Lines of data
□ □ □ □
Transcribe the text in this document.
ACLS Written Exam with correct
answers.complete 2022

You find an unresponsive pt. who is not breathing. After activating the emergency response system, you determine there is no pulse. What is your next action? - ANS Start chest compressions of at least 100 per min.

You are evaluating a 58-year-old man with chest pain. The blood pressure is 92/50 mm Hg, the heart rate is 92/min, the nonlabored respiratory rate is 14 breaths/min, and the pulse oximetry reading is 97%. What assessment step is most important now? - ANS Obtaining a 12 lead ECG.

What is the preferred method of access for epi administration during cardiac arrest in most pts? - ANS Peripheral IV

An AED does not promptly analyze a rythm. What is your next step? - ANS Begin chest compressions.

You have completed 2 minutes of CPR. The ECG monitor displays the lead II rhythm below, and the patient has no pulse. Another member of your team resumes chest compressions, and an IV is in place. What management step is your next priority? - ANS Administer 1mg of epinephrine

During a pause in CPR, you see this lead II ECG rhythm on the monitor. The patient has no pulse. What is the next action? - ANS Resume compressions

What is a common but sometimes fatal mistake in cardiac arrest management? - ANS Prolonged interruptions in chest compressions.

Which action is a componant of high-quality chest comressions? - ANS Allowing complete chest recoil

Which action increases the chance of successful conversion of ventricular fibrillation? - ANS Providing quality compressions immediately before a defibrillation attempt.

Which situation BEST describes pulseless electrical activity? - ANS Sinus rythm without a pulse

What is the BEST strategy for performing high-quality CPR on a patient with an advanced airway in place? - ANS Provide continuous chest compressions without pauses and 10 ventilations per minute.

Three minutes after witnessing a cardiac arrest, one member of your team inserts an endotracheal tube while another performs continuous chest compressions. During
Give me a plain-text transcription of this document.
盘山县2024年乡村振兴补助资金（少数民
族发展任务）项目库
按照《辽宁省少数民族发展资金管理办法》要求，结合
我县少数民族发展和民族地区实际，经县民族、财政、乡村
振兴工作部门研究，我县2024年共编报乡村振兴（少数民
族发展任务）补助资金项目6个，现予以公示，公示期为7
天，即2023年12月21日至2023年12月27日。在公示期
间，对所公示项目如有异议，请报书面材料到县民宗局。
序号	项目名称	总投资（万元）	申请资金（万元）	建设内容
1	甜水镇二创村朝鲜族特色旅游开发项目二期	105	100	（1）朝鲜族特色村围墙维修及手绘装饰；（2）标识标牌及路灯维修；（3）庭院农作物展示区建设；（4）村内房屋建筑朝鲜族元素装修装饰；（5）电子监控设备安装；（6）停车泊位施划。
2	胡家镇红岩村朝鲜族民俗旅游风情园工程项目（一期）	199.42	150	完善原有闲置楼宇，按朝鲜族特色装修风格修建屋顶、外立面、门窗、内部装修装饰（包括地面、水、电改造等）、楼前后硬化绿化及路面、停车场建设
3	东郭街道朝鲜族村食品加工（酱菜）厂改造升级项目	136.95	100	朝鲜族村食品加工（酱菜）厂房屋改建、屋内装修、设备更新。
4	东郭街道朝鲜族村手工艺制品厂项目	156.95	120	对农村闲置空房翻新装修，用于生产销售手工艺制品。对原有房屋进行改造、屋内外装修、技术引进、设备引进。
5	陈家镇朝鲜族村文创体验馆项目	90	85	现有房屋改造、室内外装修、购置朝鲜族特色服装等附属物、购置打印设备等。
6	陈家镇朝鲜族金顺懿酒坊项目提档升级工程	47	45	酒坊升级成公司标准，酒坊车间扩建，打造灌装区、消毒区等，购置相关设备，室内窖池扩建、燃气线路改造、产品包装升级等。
□ □ □ □
* Job *
Write out the listing once more, matching it exactly.

* Task response *
Transcribe the text in this document.
ACLS Written Exam with correct
answers.complete 2022

You find an unresponsive pt. who is not breathing. After activating the emergency response system, you determine there is no pulse. What is your next action? - ANS Start chest compressions of at least 100 per min.

You are evaluating a 58-year-old man with chest pain. The blood pressure is 92/50 mm Hg, the heart rate is 92/min, the nonlabored respiratory rate is 14 breaths/min, and the pulse oximetry reading is 97%. What assessment step is most important now? - ANS Obtaining a 12 lead ECG.

What is the preferred method of access for epi administration during cardiac arrest in most pts? - ANS Peripheral IV

An AED does not promptly analyze a rythm. What is your next step? - ANS Begin chest compressions.

You have completed 2 minutes of CPR. The ECG monitor displays the lead II rhythm below, and the patient has no pulse. Another member of your team resumes chest compressions, and an IV is in place. What management step is your next priority? - ANS Administer 1mg of epinephrine

During a pause in CPR, you see this lead II ECG rhythm on the monitor. The patient has no pulse. What is the next action? - ANS Resume compressions

What is a common but sometimes fatal mistake in cardiac arrest management? - ANS Prolonged interruptions in chest compressions.

Which action is a componant of high-quality chest comressions? - ANS Allowing complete chest recoil

Which action increases the chance of successful conversion of ventricular fibrillation? - ANS Providing quality compressions immediately before a defibrillation attempt.

Which situation BEST describes pulseless electrical activity? - ANS Sinus rythm without a pulse

What is the BEST strategy for performing high-quality CPR on a patient with an advanced airway in place? - ANS Provide continuous chest compressions without pauses and 10 ventilations per minute.

Three minutes after witnessing a cardiac arrest, one member of your team inserts an endotracheal tube while another performs continuous chest compressions. During
Give me a plain-text transcription of this document.
盘山县2024年乡村振兴补助资金（少数民
族发展任务）项目库
按照《辽宁省少数民族发展资金管理办法》要求，结合
我县少数民族发展和民族地区实际，经县民族、财政、乡村
振兴工作部门研究，我县2024年共编报乡村振兴（少数民
族发展任务）补助资金项目6个，现予以公示，公示期为7
天，即2023年12月21日至2023年12月27日。在公示期
间，对所公示项目如有异议，请报书面材料到县民宗局。
序号	项目名称	总投资（万元）	申请资金（万元）	建设内容
1	甜水镇二创村朝鲜族特色旅游开发项目二期	105	100	（1）朝鲜族特色村围墙维修及手绘装饰；（2）标识标牌及路灯维修；（3）庭院农作物展示区建设；（4）村内房屋建筑朝鲜族元素装修装饰；（5）电子监控设备安装；（6）停车泊位施划。
2	胡家镇红岩村朝鲜族民俗旅游风情园工程项目（一期）	199.42	150	完善原有闲置楼宇，按朝鲜族特色装修风格修建屋顶、外立面、门窗、内部装修装饰（包括地面、水、电改造等）、楼前后硬化绿化及路面、停车场建设
3	东郭街道朝鲜族村食品加工（酱菜）厂改造升级项目	136.95	100	朝鲜族村食品加工（酱菜）厂房屋改建、屋内装修、设备更新。
4	东郭街道朝鲜族村手工艺制品厂项目	156.95	120	对农村闲置空房翻新装修，用于生产销售手工艺制品。对原有房屋进行改造、屋内外装修、技术引进、设备引进。
5	陈家镇朝鲜族村文创体验馆项目	90	85	现有房屋改造、室内外装修、购置朝鲜族特色服装等附属物、购置打印设备等。
6	陈家镇朝鲜族金顺懿酒坊项目提档升级工程	47	45	酒坊升级成公司标准，酒坊车间扩建，打造灌装区、消毒区等，购置相关设备，室内窖池扩建、燃气线路改造、产品包装升级等。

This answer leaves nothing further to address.